— Start —

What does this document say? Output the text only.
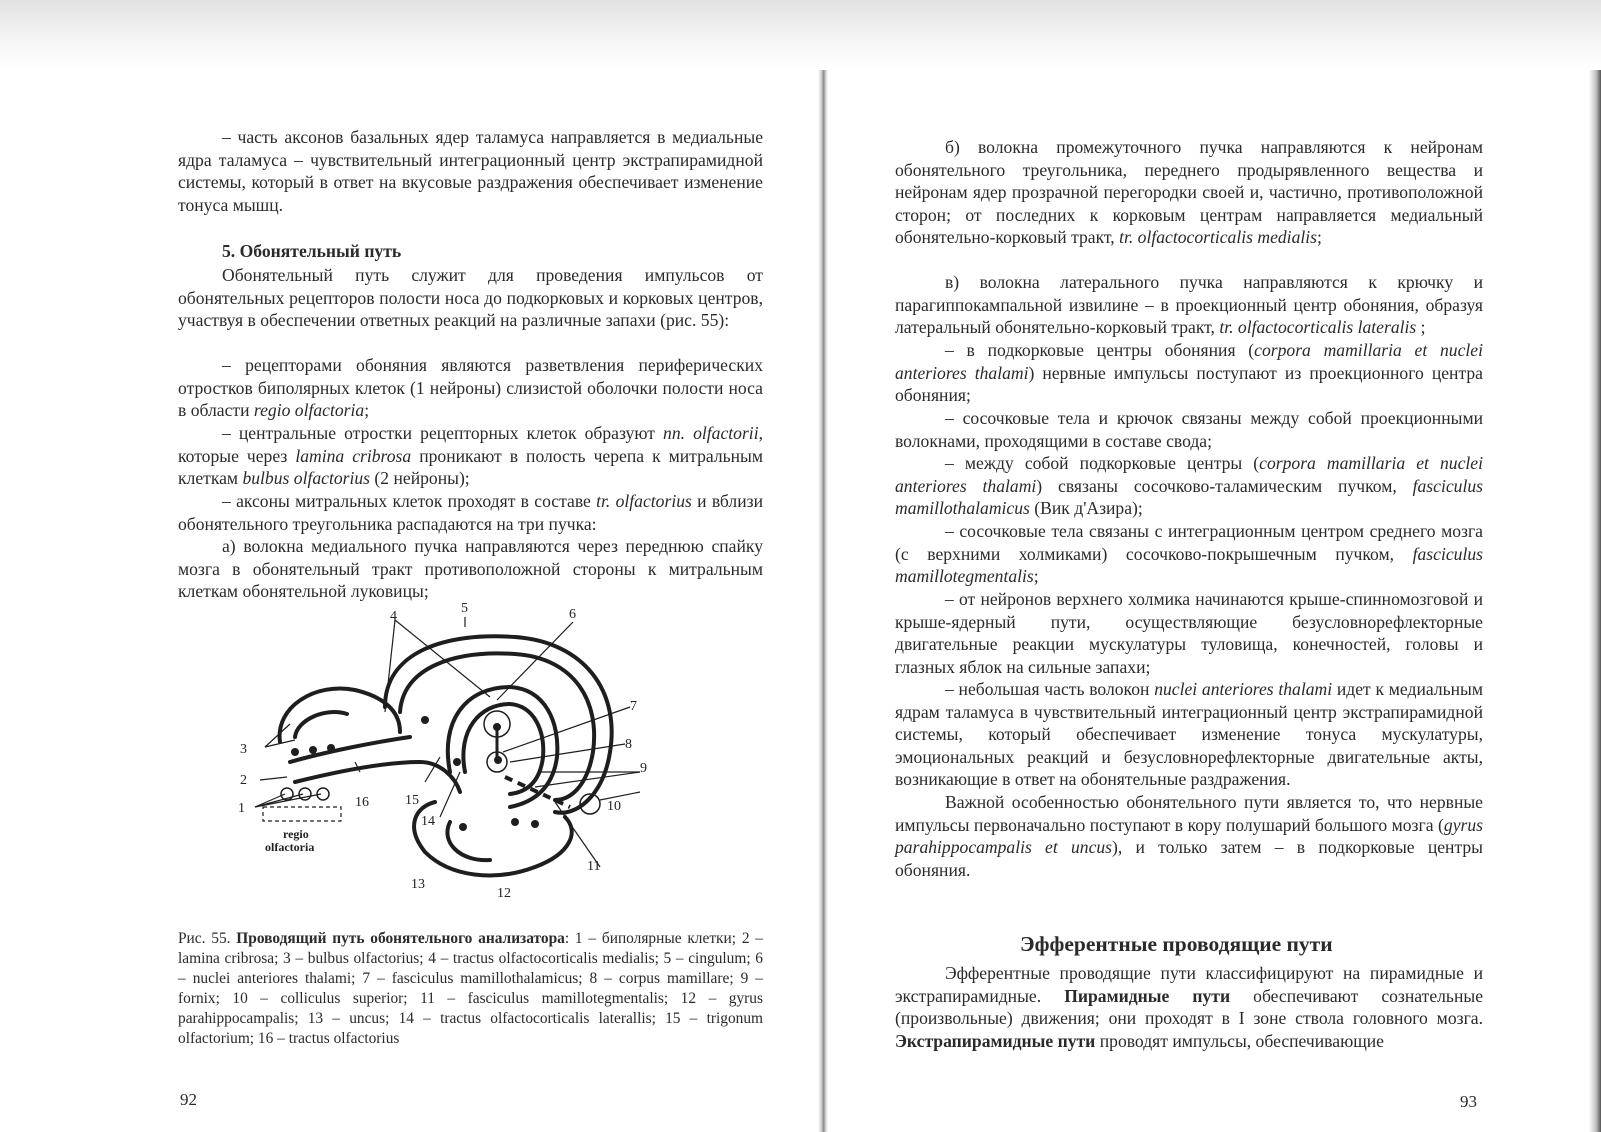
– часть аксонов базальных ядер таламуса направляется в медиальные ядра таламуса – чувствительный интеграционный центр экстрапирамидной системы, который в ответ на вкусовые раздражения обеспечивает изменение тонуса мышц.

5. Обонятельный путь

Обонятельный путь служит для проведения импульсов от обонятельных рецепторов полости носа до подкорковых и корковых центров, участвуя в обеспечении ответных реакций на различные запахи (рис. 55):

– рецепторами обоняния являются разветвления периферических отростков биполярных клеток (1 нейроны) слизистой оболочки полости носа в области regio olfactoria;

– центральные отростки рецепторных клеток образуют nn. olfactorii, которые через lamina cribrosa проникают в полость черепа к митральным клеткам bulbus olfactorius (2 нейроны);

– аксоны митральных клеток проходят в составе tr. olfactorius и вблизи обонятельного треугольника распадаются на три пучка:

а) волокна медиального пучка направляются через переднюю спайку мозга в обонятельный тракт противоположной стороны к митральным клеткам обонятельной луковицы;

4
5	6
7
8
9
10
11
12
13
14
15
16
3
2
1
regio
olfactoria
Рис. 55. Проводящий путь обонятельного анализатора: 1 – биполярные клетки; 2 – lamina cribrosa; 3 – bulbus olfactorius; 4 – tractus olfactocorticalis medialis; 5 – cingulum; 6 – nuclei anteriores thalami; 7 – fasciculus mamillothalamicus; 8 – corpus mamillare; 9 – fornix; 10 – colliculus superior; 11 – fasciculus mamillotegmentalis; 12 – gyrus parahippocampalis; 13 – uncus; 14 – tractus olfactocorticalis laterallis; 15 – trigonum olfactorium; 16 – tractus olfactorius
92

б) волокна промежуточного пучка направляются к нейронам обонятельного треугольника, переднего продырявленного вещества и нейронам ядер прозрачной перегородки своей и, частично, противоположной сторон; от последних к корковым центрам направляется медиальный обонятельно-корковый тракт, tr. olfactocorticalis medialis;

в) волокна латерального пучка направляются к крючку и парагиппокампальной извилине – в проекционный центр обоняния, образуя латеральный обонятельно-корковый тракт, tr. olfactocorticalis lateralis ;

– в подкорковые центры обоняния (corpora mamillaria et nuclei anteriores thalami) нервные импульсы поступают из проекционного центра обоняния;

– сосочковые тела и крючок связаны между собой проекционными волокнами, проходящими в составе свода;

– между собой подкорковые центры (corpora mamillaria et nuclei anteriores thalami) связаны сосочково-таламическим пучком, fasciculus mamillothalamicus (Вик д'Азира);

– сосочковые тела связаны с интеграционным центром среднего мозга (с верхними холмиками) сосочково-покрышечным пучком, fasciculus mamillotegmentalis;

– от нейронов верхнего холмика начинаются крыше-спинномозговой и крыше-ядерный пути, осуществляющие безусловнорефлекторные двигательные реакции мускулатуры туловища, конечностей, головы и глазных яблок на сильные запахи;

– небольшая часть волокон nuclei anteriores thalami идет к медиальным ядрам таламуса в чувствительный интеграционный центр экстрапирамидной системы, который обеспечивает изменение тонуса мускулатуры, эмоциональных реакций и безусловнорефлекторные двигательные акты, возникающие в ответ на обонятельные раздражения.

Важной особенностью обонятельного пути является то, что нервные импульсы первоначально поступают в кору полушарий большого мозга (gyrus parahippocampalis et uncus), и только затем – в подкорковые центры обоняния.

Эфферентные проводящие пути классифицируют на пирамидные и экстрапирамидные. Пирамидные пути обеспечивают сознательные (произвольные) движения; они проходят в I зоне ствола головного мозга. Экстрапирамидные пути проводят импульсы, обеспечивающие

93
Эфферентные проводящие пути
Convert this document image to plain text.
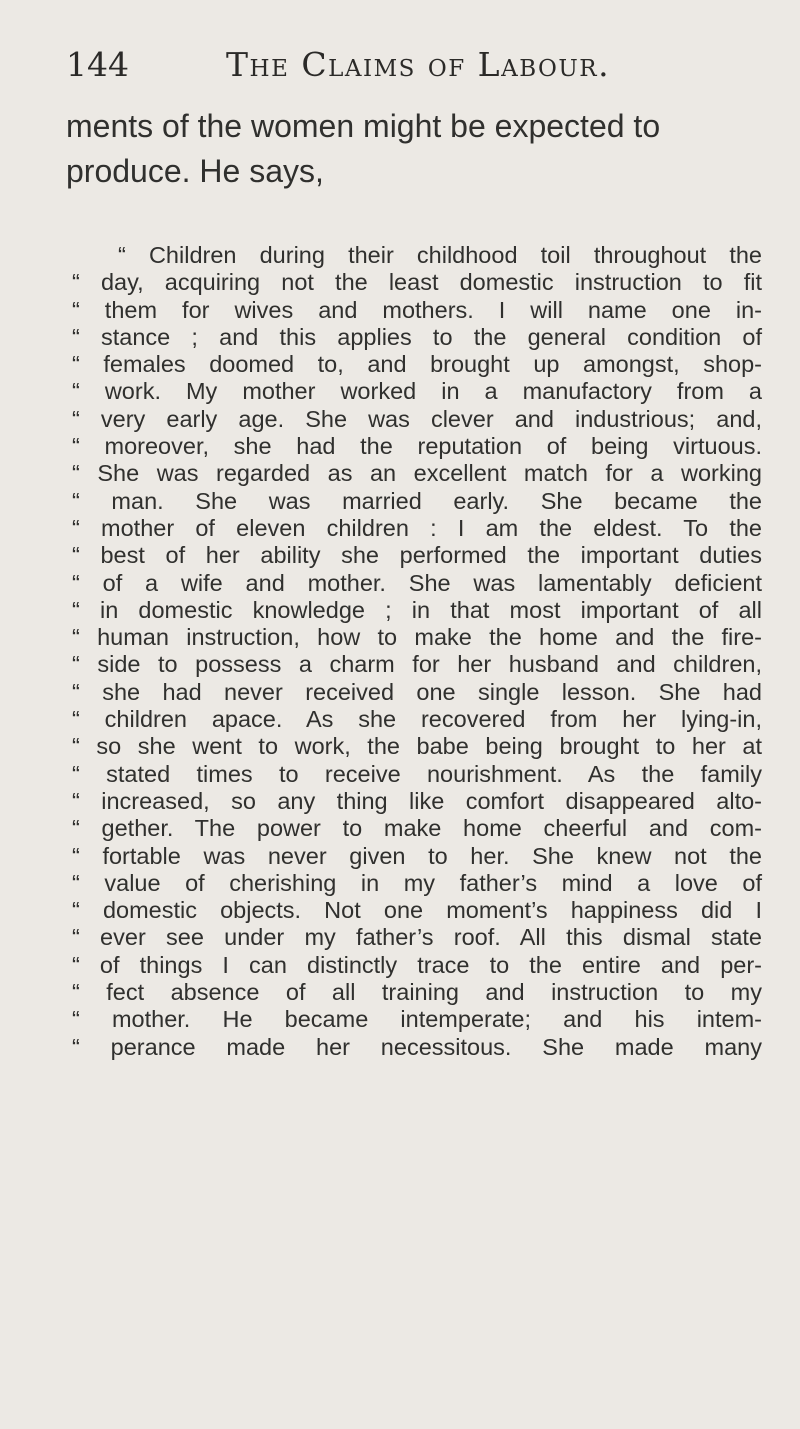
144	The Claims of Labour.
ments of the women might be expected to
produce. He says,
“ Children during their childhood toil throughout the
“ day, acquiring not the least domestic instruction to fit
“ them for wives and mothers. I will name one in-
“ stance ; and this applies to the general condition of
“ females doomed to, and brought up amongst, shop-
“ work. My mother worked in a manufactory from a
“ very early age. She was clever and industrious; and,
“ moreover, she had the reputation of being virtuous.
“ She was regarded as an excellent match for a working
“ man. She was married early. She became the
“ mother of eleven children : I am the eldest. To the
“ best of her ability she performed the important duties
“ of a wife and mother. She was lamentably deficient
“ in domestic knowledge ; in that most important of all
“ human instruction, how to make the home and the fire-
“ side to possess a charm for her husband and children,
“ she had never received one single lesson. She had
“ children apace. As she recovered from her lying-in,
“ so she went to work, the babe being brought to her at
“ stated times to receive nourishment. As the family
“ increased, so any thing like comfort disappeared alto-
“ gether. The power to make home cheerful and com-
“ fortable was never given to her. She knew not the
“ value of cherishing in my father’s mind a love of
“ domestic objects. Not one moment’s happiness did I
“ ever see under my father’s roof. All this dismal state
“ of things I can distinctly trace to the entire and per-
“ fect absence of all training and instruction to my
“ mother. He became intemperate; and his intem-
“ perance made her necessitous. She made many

— End —

**EXERCISE AIM**:
Extract the text of all the records above verbatim, excluding pictures.

**TASK ANSWER**:
What does this document say? Output the text only.
– часть аксонов базальных ядер таламуса направляется в медиальные ядра таламуса – чувствительный интеграционный центр экстрапирамидной системы, который в ответ на вкусовые раздражения обеспечивает изменение тонуса мышц.

5. Обонятельный путь

Обонятельный путь служит для проведения импульсов от обонятельных рецепторов полости носа до подкорковых и корковых центров, участвуя в обеспечении ответных реакций на различные запахи (рис. 55):

– рецепторами обоняния являются разветвления периферических отростков биполярных клеток (1 нейроны) слизистой оболочки полости носа в области regio olfactoria;

– центральные отростки рецепторных клеток образуют nn. olfactorii, которые через lamina cribrosa проникают в полость черепа к митральным клеткам bulbus olfactorius (2 нейроны);

– аксоны митральных клеток проходят в составе tr. olfactorius и вблизи обонятельного треугольника распадаются на три пучка:

а) волокна медиального пучка направляются через переднюю спайку мозга в обонятельный тракт противоположной стороны к митральным клеткам обонятельной луковицы;

4
5	6
7
8
9
10
11
12
13
14
15
16
3
2
1
regio
olfactoria
Рис. 55. Проводящий путь обонятельного анализатора: 1 – биполярные клетки; 2 – lamina cribrosa; 3 – bulbus olfactorius; 4 – tractus olfactocorticalis medialis; 5 – cingulum; 6 – nuclei anteriores thalami; 7 – fasciculus mamillothalamicus; 8 – corpus mamillare; 9 – fornix; 10 – colliculus superior; 11 – fasciculus mamillotegmentalis; 12 – gyrus parahippocampalis; 13 – uncus; 14 – tractus olfactocorticalis laterallis; 15 – trigonum olfactorium; 16 – tractus olfactorius
92

б) волокна промежуточного пучка направляются к нейронам обонятельного треугольника, переднего продырявленного вещества и нейронам ядер прозрачной перегородки своей и, частично, противоположной сторон; от последних к корковым центрам направляется медиальный обонятельно-корковый тракт, tr. olfactocorticalis medialis;

в) волокна латерального пучка направляются к крючку и парагиппокампальной извилине – в проекционный центр обоняния, образуя латеральный обонятельно-корковый тракт, tr. olfactocorticalis lateralis ;

– в подкорковые центры обоняния (corpora mamillaria et nuclei anteriores thalami) нервные импульсы поступают из проекционного центра обоняния;

– сосочковые тела и крючок связаны между собой проекционными волокнами, проходящими в составе свода;

– между собой подкорковые центры (corpora mamillaria et nuclei anteriores thalami) связаны сосочково-таламическим пучком, fasciculus mamillothalamicus (Вик д'Азира);

– сосочковые тела связаны с интеграционным центром среднего мозга (с верхними холмиками) сосочково-покрышечным пучком, fasciculus mamillotegmentalis;

– от нейронов верхнего холмика начинаются крыше-спинномозговой и крыше-ядерный пути, осуществляющие безусловнорефлекторные двигательные реакции мускулатуры туловища, конечностей, головы и глазных яблок на сильные запахи;

– небольшая часть волокон nuclei anteriores thalami идет к медиальным ядрам таламуса в чувствительный интеграционный центр экстрапирамидной системы, который обеспечивает изменение тонуса мускулатуры, эмоциональных реакций и безусловнорефлекторные двигательные акты, возникающие в ответ на обонятельные раздражения.

Важной особенностью обонятельного пути является то, что нервные импульсы первоначально поступают в кору полушарий большого мозга (gyrus parahippocampalis et uncus), и только затем – в подкорковые центры обоняния.

Эфферентные проводящие пути классифицируют на пирамидные и экстрапирамидные. Пирамидные пути обеспечивают сознательные (произвольные) движения; они проходят в I зоне ствола головного мозга. Экстрапирамидные пути проводят импульсы, обеспечивающие

93
Эфферентные проводящие пути
Convert this document image to plain text.
144	The Claims of Labour.
ments of the women might be expected to
produce. He says,
“ Children during their childhood toil throughout the
“ day, acquiring not the least domestic instruction to fit
“ them for wives and mothers. I will name one in-
“ stance ; and this applies to the general condition of
“ females doomed to, and brought up amongst, shop-
“ work. My mother worked in a manufactory from a
“ very early age. She was clever and industrious; and,
“ moreover, she had the reputation of being virtuous.
“ She was regarded as an excellent match for a working
“ man. She was married early. She became the
“ mother of eleven children : I am the eldest. To the
“ best of her ability she performed the important duties
“ of a wife and mother. She was lamentably deficient
“ in domestic knowledge ; in that most important of all
“ human instruction, how to make the home and the fire-
“ side to possess a charm for her husband and children,
“ she had never received one single lesson. She had
“ children apace. As she recovered from her lying-in,
“ so she went to work, the babe being brought to her at
“ stated times to receive nourishment. As the family
“ increased, so any thing like comfort disappeared alto-
“ gether. The power to make home cheerful and com-
“ fortable was never given to her. She knew not the
“ value of cherishing in my father’s mind a love of
“ domestic objects. Not one moment’s happiness did I
“ ever see under my father’s roof. All this dismal state
“ of things I can distinctly trace to the entire and per-
“ fect absence of all training and instruction to my
“ mother. He became intemperate; and his intem-
“ perance made her necessitous. She made many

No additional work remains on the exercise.